▶ [Dataset records]:

- - - - -

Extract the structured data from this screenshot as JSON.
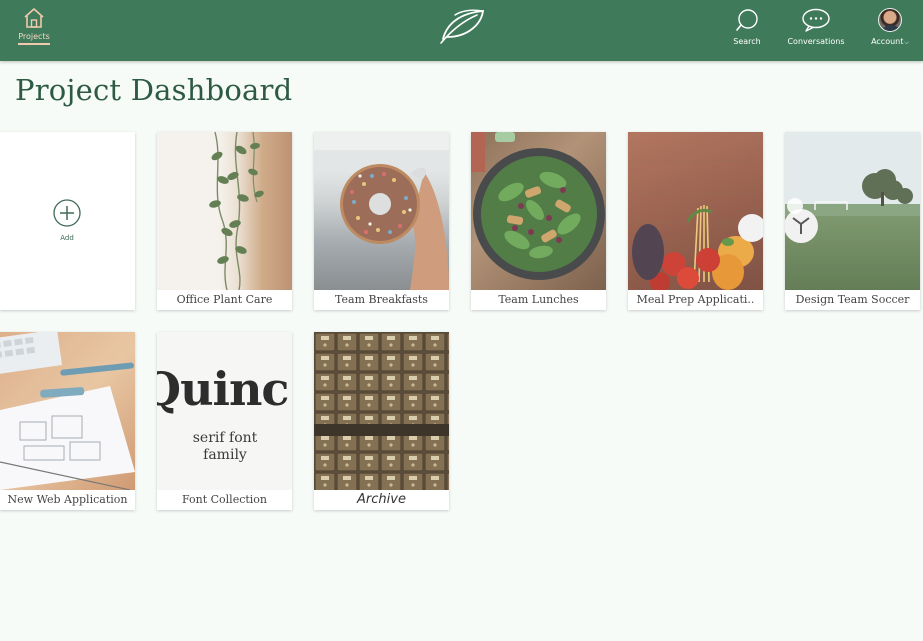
{
  "nav": {
    "projects_label": "Projects",
    "search_label": "Search",
    "conversations_label": "Conversations",
    "account_label": "Account",
    "account_caret": "⌵"
  },
  "page": {
    "title": "Project Dashboard"
  },
  "add_card": {
    "label": "Add"
  },
  "projects": [
    {
      "title": "Office Plant Care",
      "icon": "plant-photo"
    },
    {
      "title": "Team Breakfasts",
      "icon": "donut-photo"
    },
    {
      "title": "Team Lunches",
      "icon": "salad-photo"
    },
    {
      "title": "Meal Prep Applicati..",
      "icon": "vegetables-photo"
    },
    {
      "title": "Design Team Soccer",
      "icon": "soccer-field-photo"
    },
    {
      "title": "New Web Application",
      "icon": "wireframe-sketch-photo"
    },
    {
      "title": "Font Collection",
      "icon": "font-sample",
      "sample_word": "Quinc",
      "sample_caption": "serif font family"
    },
    {
      "title": "Archive",
      "icon": "card-catalog-photo"
    }
  ],
  "colors": {
    "header": "#3f7a5a",
    "title": "#2e5a44",
    "background": "#f6fbf7",
    "active_nav": "#f2c9ae"
  }
}
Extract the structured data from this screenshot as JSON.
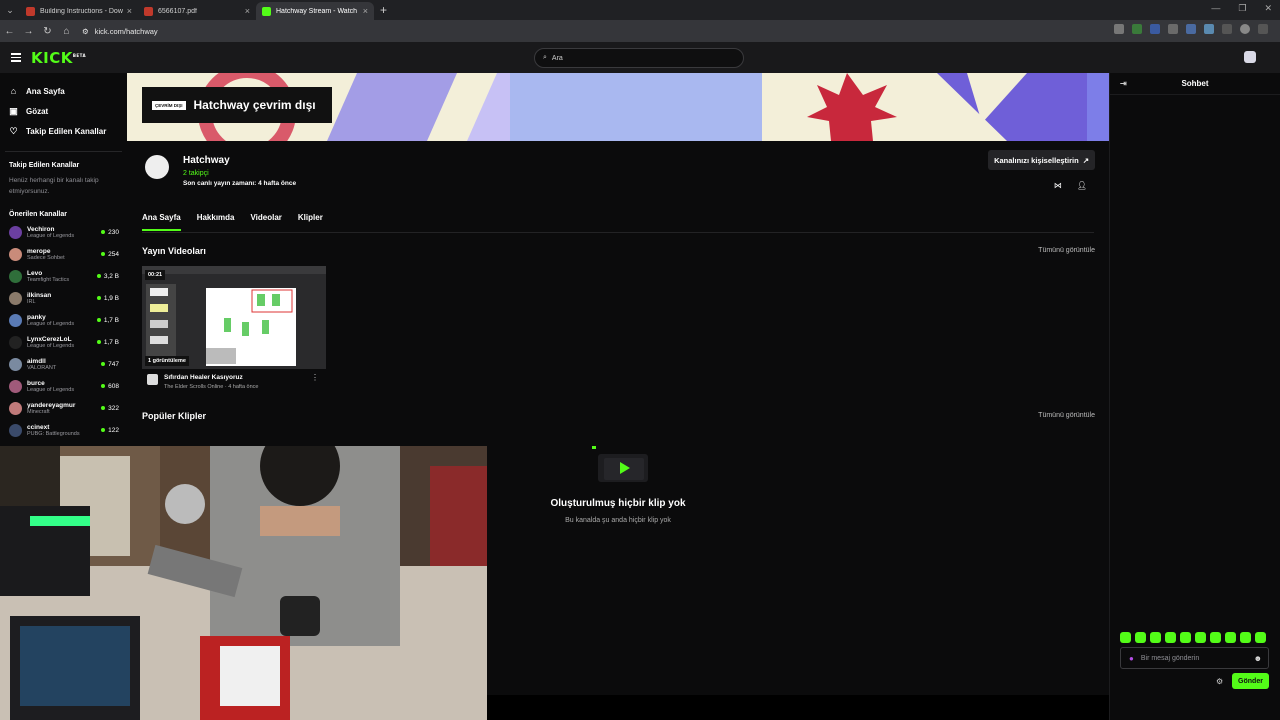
{
  "browser": {
    "tabs": [
      {
        "title": "Building Instructions - Downlo",
        "active": false
      },
      {
        "title": "6566107.pdf",
        "active": false
      },
      {
        "title": "Hatchway Stream - Watch Live",
        "active": true
      }
    ],
    "new_tab": "+",
    "url": "kick.com/hatchway"
  },
  "header": {
    "logo": "KICK",
    "logo_badge": "BETA",
    "search_placeholder": "Ara"
  },
  "sidebar": {
    "nav": [
      {
        "label": "Ana Sayfa",
        "icon": "home-icon"
      },
      {
        "label": "Gözat",
        "icon": "browse-icon"
      },
      {
        "label": "Takip Edilen Kanallar",
        "icon": "heart-icon"
      }
    ],
    "followed_title": "Takip Edilen Kanallar",
    "followed_note": "Henüz herhangi bir kanalı takip etmiyorsunuz.",
    "recommended_title": "Önerilen Kanallar",
    "channels": [
      {
        "name": "Vechiron",
        "category": "League of Legends",
        "viewers": "230",
        "color": "#6b3fa0"
      },
      {
        "name": "merope",
        "category": "Sadece Sohbet",
        "viewers": "254",
        "color": "#c98b7a"
      },
      {
        "name": "Levo",
        "category": "Teamfight Tactics",
        "viewers": "3,2 B",
        "color": "#2f6e3a"
      },
      {
        "name": "ilkinsan",
        "category": "IRL",
        "viewers": "1,9 B",
        "color": "#8a7a6a"
      },
      {
        "name": "panky",
        "category": "League of Legends",
        "viewers": "1,7 B",
        "color": "#5a7bb5"
      },
      {
        "name": "LynxCerezLoL",
        "category": "League of Legends",
        "viewers": "1,7 B",
        "color": "#222"
      },
      {
        "name": "aimdll",
        "category": "VALORANT",
        "viewers": "747",
        "color": "#7a8aa0"
      },
      {
        "name": "burce",
        "category": "League of Legends",
        "viewers": "608",
        "color": "#a05a7a"
      },
      {
        "name": "yandereyagmur",
        "category": "Minecraft",
        "viewers": "322",
        "color": "#c07a7a"
      },
      {
        "name": "ccinext",
        "category": "PUBG: Battlegrounds",
        "viewers": "122",
        "color": "#3a4a6a"
      }
    ]
  },
  "channel": {
    "offline_tag": "ÇEVRİM DIŞI",
    "offline_text": "Hatchway çevrim dışı",
    "name": "Hatchway",
    "followers": "2 takipçi",
    "last_live": "Son canlı yayın zamanı: 4 hafta önce",
    "customize": "Kanalınızı kişiselleştirin",
    "tabs": [
      "Ana Sayfa",
      "Hakkımda",
      "Videolar",
      "Klipler"
    ]
  },
  "videos_section": {
    "title": "Yayın Videoları",
    "see_all": "Tümünü görüntüle",
    "items": [
      {
        "duration": "00:21",
        "views": "1 görüntüleme",
        "title": "Sıfırdan Healer Kasıyoruz",
        "game": "The Elder Scrolls Online · 4 hafta önce"
      }
    ]
  },
  "clips_section": {
    "title": "Popüler Klipler",
    "see_all": "Tümünü görüntüle",
    "empty_title": "Oluşturulmuş hiçbir klip yok",
    "empty_sub": "Bu kanalda şu anda hiçbir klip yok"
  },
  "chat": {
    "title": "Sohbet",
    "placeholder": "Bir mesaj gönderin",
    "send": "Gönder"
  },
  "colors": {
    "accent": "#53fc18",
    "background": "#0b0b0c"
  }
}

- - - - -

▶ [What is being asked]: Without the pictures, print the records in full, exactly as they appear.

▶ [Output below]:
Extract the structured data from this screenshot as JSON.
{
  "nav": {
    "projects_label": "Projects",
    "search_label": "Search",
    "conversations_label": "Conversations",
    "account_label": "Account",
    "account_caret": "⌵"
  },
  "page": {
    "title": "Project Dashboard"
  },
  "add_card": {
    "label": "Add"
  },
  "projects": [
    {
      "title": "Office Plant Care",
      "icon": "plant-photo"
    },
    {
      "title": "Team Breakfasts",
      "icon": "donut-photo"
    },
    {
      "title": "Team Lunches",
      "icon": "salad-photo"
    },
    {
      "title": "Meal Prep Applicati..",
      "icon": "vegetables-photo"
    },
    {
      "title": "Design Team Soccer",
      "icon": "soccer-field-photo"
    },
    {
      "title": "New Web Application",
      "icon": "wireframe-sketch-photo"
    },
    {
      "title": "Font Collection",
      "icon": "font-sample",
      "sample_word": "Quinc",
      "sample_caption": "serif font family"
    },
    {
      "title": "Archive",
      "icon": "card-catalog-photo"
    }
  ],
  "colors": {
    "header": "#3f7a5a",
    "title": "#2e5a44",
    "background": "#f6fbf7",
    "active_nav": "#f2c9ae"
  }
}
Extract the structured data from this screenshot as JSON.
{
  "browser": {
    "tabs": [
      {
        "title": "Building Instructions - Downlo",
        "active": false
      },
      {
        "title": "6566107.pdf",
        "active": false
      },
      {
        "title": "Hatchway Stream - Watch Live",
        "active": true
      }
    ],
    "new_tab": "+",
    "url": "kick.com/hatchway"
  },
  "header": {
    "logo": "KICK",
    "logo_badge": "BETA",
    "search_placeholder": "Ara"
  },
  "sidebar": {
    "nav": [
      {
        "label": "Ana Sayfa",
        "icon": "home-icon"
      },
      {
        "label": "Gözat",
        "icon": "browse-icon"
      },
      {
        "label": "Takip Edilen Kanallar",
        "icon": "heart-icon"
      }
    ],
    "followed_title": "Takip Edilen Kanallar",
    "followed_note": "Henüz herhangi bir kanalı takip etmiyorsunuz.",
    "recommended_title": "Önerilen Kanallar",
    "channels": [
      {
        "name": "Vechiron",
        "category": "League of Legends",
        "viewers": "230",
        "color": "#6b3fa0"
      },
      {
        "name": "merope",
        "category": "Sadece Sohbet",
        "viewers": "254",
        "color": "#c98b7a"
      },
      {
        "name": "Levo",
        "category": "Teamfight Tactics",
        "viewers": "3,2 B",
        "color": "#2f6e3a"
      },
      {
        "name": "ilkinsan",
        "category": "IRL",
        "viewers": "1,9 B",
        "color": "#8a7a6a"
      },
      {
        "name": "panky",
        "category": "League of Legends",
        "viewers": "1,7 B",
        "color": "#5a7bb5"
      },
      {
        "name": "LynxCerezLoL",
        "category": "League of Legends",
        "viewers": "1,7 B",
        "color": "#222"
      },
      {
        "name": "aimdll",
        "category": "VALORANT",
        "viewers": "747",
        "color": "#7a8aa0"
      },
      {
        "name": "burce",
        "category": "League of Legends",
        "viewers": "608",
        "color": "#a05a7a"
      },
      {
        "name": "yandereyagmur",
        "category": "Minecraft",
        "viewers": "322",
        "color": "#c07a7a"
      },
      {
        "name": "ccinext",
        "category": "PUBG: Battlegrounds",
        "viewers": "122",
        "color": "#3a4a6a"
      }
    ]
  },
  "channel": {
    "offline_tag": "ÇEVRİM DIŞI",
    "offline_text": "Hatchway çevrim dışı",
    "name": "Hatchway",
    "followers": "2 takipçi",
    "last_live": "Son canlı yayın zamanı: 4 hafta önce",
    "customize": "Kanalınızı kişiselleştirin",
    "tabs": [
      "Ana Sayfa",
      "Hakkımda",
      "Videolar",
      "Klipler"
    ]
  },
  "videos_section": {
    "title": "Yayın Videoları",
    "see_all": "Tümünü görüntüle",
    "items": [
      {
        "duration": "00:21",
        "views": "1 görüntüleme",
        "title": "Sıfırdan Healer Kasıyoruz",
        "game": "The Elder Scrolls Online · 4 hafta önce"
      }
    ]
  },
  "clips_section": {
    "title": "Popüler Klipler",
    "see_all": "Tümünü görüntüle",
    "empty_title": "Oluşturulmuş hiçbir klip yok",
    "empty_sub": "Bu kanalda şu anda hiçbir klip yok"
  },
  "chat": {
    "title": "Sohbet",
    "placeholder": "Bir mesaj gönderin",
    "send": "Gönder"
  },
  "colors": {
    "accent": "#53fc18",
    "background": "#0b0b0c"
  }
}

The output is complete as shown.